JOB —
Note each line where "subtitle" appears, and copy it.

DATA RECORDS —
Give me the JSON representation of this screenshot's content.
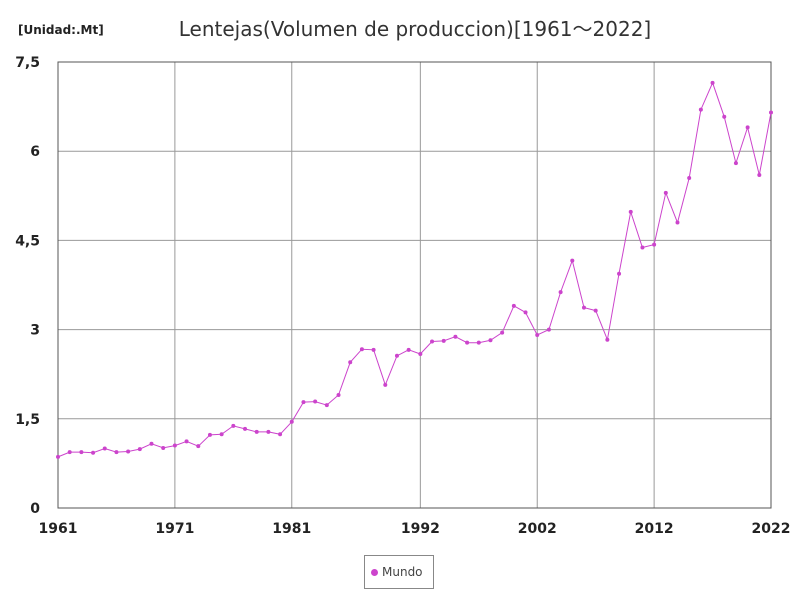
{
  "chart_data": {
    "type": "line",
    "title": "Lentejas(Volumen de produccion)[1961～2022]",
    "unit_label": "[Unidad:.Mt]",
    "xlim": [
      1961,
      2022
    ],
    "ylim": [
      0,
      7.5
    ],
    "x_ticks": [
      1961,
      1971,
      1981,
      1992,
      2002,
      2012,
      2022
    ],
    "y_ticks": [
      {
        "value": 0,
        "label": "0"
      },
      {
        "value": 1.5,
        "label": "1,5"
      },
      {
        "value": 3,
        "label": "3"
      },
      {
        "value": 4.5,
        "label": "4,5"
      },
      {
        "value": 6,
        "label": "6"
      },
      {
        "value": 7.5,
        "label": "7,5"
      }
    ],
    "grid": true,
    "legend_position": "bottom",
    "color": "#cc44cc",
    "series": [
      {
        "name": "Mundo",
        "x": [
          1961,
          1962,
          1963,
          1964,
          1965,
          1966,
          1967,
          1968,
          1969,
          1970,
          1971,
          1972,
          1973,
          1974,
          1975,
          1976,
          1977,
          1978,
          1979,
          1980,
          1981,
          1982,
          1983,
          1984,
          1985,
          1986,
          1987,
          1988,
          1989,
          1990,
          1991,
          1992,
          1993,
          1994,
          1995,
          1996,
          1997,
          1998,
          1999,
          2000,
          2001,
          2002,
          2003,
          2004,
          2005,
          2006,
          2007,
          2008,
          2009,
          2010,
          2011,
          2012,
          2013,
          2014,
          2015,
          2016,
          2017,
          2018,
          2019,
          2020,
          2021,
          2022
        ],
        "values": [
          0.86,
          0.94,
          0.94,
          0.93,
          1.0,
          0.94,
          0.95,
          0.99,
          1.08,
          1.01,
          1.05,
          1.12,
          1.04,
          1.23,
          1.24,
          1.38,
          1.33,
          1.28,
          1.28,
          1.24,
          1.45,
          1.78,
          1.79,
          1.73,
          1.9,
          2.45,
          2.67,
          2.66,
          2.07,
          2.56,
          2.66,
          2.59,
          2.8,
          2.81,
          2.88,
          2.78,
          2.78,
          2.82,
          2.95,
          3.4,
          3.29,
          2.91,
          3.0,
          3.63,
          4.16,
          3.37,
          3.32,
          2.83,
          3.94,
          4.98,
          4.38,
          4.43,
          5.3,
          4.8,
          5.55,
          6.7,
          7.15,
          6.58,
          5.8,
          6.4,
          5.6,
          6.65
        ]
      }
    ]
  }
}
* * *
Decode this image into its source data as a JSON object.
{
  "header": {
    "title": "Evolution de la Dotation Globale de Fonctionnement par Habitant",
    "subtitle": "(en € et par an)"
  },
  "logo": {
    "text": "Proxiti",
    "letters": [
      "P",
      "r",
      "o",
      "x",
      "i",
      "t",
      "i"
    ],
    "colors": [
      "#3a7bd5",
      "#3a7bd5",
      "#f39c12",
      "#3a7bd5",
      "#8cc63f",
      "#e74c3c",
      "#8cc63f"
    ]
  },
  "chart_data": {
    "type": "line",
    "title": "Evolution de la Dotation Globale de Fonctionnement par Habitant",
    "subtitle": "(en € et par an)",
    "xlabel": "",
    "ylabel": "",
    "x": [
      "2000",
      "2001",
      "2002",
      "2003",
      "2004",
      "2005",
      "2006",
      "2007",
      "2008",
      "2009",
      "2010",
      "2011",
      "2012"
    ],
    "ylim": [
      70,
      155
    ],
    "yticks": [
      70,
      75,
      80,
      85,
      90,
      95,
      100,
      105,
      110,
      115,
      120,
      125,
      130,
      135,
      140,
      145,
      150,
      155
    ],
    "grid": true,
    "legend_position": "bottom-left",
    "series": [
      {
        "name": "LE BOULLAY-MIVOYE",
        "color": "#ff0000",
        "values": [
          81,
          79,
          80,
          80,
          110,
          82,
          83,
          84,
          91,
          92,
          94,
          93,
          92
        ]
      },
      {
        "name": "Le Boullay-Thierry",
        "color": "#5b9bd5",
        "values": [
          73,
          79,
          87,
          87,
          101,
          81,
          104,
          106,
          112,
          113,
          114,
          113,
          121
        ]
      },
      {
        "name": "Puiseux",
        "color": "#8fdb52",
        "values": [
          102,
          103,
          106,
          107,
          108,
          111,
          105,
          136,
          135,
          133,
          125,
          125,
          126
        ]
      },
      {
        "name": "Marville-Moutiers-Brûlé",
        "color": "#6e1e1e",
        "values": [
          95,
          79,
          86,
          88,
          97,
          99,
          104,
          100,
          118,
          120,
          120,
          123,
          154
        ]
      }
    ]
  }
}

EXERCISE OUTPUT —
    "subtitle": "(en € et par an)"
    "subtitle": "(en € et par an)",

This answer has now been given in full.